Task —
Below are some entries. Work out how many of their lines hold the word "from", and write that number alone.

Dataset entries —
++++++++++

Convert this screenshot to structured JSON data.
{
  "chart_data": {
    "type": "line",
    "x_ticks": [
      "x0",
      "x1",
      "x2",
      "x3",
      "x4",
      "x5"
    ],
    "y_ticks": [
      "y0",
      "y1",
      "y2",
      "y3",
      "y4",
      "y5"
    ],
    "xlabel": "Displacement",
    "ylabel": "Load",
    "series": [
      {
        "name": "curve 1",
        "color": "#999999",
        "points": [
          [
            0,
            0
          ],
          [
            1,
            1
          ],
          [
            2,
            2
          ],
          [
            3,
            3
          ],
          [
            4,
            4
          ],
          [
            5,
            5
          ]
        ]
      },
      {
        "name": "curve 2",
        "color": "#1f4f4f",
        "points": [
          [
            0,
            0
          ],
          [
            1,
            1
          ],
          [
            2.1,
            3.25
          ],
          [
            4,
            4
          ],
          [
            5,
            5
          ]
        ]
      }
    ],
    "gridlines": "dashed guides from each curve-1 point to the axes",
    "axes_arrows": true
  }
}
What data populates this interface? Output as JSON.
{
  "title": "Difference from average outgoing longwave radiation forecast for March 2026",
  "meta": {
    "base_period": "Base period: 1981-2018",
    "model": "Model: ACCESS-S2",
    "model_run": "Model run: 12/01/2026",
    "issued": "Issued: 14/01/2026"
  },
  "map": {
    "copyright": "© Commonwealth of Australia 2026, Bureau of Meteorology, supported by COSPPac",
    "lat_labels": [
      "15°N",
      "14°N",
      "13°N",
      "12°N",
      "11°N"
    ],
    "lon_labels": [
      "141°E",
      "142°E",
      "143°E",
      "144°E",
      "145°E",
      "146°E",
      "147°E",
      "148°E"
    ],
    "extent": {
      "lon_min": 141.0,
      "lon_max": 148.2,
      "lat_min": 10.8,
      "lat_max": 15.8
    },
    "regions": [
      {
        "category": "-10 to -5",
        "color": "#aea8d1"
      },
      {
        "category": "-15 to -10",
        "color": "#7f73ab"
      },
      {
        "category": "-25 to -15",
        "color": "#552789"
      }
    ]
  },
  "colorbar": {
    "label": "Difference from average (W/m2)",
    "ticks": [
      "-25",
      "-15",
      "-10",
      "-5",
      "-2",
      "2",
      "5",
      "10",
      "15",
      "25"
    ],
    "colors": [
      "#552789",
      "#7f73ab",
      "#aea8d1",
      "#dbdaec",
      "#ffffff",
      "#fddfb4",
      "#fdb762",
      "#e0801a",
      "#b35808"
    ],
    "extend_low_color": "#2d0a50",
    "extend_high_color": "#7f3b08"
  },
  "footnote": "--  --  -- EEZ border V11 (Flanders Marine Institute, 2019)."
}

++++++++++

Result for this task —
3